● **Exercise goal**
List every line in this data where the string "JSON" occurs.

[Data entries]
•••

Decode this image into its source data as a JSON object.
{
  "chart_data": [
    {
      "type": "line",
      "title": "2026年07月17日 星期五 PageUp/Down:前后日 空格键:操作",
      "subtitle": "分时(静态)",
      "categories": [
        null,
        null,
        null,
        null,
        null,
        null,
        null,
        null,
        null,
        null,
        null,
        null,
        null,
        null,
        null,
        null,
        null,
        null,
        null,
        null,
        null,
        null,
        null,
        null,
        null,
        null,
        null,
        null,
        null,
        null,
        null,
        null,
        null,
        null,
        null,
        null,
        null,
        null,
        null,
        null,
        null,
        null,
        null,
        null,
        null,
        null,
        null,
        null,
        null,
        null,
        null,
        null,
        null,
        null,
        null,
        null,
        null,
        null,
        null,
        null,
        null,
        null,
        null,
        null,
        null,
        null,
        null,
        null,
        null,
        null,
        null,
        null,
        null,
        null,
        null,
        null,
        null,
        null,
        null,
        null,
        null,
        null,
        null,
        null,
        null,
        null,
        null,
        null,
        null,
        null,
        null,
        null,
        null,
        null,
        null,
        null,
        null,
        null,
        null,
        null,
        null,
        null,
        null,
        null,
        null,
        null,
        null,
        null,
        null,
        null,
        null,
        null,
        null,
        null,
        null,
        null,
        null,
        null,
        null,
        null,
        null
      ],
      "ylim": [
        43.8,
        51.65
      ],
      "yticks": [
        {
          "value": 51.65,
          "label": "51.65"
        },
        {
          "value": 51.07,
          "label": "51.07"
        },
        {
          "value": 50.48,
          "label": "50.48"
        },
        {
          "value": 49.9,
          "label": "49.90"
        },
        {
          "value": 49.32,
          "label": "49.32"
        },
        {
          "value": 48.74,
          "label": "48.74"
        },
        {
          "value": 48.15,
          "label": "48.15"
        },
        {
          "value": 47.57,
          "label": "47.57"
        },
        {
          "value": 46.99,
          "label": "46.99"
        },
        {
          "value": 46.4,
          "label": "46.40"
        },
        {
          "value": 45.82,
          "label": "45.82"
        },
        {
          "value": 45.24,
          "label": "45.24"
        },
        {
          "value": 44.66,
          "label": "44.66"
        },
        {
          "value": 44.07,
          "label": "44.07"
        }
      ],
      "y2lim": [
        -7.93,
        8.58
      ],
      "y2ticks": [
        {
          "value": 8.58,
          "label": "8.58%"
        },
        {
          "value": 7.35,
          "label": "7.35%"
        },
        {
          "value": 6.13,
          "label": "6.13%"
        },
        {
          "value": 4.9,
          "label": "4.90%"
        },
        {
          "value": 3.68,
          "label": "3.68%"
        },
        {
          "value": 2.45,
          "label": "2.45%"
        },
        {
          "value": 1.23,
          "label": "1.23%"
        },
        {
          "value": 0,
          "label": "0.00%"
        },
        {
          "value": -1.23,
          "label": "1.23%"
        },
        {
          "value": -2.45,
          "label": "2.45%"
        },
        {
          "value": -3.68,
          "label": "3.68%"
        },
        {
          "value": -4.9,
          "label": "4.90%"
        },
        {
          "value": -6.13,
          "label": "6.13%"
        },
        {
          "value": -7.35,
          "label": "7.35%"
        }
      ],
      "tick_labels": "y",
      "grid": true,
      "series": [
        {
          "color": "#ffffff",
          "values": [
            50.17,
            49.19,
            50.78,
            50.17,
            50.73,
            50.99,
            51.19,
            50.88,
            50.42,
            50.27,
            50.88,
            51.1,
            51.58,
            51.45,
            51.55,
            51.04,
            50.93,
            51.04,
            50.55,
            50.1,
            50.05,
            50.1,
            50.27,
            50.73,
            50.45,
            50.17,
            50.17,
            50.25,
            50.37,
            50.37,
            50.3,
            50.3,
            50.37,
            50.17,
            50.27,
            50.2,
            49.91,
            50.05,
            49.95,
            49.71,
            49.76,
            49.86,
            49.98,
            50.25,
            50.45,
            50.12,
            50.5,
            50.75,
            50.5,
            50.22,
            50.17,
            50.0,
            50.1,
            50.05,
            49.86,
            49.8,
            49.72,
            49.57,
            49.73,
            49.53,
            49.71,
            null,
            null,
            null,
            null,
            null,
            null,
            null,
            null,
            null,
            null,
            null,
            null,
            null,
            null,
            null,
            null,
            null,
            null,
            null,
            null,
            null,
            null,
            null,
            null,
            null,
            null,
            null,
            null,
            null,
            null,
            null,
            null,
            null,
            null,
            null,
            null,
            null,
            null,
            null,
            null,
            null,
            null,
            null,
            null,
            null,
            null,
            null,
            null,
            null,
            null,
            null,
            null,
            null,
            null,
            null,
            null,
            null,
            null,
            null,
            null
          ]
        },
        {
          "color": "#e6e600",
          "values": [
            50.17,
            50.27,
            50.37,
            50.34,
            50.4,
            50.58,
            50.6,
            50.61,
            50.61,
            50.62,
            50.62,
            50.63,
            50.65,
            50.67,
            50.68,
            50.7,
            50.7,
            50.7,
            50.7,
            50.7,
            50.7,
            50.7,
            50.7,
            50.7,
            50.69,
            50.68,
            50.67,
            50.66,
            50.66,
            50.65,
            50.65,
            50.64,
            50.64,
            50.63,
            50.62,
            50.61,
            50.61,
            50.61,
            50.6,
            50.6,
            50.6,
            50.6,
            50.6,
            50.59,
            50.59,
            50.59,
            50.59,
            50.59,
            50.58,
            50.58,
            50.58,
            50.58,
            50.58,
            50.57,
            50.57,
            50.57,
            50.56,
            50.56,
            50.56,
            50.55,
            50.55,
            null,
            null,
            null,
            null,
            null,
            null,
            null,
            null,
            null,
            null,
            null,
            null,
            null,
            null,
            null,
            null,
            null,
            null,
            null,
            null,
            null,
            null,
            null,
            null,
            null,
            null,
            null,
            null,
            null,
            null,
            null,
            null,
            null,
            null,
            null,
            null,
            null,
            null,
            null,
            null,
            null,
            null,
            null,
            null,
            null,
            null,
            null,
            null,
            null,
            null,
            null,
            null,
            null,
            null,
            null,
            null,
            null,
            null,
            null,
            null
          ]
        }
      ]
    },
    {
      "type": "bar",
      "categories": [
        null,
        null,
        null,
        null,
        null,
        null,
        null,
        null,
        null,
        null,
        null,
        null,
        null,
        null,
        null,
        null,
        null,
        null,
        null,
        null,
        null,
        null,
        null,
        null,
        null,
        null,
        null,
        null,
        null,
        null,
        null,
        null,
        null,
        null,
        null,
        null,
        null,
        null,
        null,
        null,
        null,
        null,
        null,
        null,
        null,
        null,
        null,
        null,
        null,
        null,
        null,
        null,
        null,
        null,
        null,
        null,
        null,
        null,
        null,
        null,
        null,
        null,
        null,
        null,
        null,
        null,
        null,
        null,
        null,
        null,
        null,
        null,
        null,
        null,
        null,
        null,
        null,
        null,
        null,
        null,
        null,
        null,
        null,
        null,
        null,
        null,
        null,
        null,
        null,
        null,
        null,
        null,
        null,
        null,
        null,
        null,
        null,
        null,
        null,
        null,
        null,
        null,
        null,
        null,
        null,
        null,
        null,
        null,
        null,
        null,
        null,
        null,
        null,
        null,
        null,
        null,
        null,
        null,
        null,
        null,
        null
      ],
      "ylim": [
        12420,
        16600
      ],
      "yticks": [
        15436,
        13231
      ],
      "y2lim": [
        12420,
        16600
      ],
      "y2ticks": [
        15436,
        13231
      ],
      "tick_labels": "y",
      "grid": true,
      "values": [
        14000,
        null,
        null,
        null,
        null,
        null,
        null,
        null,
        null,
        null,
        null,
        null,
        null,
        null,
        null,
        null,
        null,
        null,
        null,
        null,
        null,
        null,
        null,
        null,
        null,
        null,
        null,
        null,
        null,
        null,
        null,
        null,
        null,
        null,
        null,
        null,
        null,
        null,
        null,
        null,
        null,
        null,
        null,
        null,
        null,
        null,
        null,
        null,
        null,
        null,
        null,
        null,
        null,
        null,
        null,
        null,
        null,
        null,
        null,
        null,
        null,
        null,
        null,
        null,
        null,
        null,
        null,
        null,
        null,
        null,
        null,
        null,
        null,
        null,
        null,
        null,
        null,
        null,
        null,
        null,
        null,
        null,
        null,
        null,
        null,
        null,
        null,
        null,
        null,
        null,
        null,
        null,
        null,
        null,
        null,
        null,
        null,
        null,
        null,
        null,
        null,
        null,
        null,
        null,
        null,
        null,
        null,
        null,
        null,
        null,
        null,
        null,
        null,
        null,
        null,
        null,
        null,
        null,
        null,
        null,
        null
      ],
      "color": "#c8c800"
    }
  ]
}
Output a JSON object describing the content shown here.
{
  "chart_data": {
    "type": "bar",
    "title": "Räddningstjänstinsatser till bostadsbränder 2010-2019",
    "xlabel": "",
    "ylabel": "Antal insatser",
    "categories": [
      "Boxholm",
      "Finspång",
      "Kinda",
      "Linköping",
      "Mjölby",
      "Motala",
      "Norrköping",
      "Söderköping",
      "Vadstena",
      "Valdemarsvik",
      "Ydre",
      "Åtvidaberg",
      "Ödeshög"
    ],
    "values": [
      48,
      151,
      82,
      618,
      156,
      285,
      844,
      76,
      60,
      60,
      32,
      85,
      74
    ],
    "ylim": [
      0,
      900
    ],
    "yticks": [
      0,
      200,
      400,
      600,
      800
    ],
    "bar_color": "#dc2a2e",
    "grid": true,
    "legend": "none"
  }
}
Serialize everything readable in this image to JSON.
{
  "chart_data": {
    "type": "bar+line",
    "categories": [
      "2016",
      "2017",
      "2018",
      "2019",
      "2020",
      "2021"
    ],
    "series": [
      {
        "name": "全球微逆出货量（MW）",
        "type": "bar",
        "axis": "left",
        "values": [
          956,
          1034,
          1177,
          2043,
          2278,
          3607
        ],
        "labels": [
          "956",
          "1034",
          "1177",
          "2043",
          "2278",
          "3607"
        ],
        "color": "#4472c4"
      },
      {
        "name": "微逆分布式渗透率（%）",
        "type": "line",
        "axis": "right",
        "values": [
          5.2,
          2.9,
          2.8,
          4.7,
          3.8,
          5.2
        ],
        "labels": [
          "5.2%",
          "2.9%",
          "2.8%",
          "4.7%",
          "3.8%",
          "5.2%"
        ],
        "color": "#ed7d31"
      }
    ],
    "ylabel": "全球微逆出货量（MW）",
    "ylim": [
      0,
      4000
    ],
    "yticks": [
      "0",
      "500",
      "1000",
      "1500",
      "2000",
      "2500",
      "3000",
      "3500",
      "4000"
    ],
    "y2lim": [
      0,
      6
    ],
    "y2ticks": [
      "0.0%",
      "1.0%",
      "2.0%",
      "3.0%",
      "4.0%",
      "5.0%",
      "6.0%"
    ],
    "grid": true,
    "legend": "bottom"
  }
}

•••

● **Answer to the exercise**
Decode this image into its source data as a JSON object.
Output a JSON object describing the content shown here.
Serialize everything readable in this image to JSON.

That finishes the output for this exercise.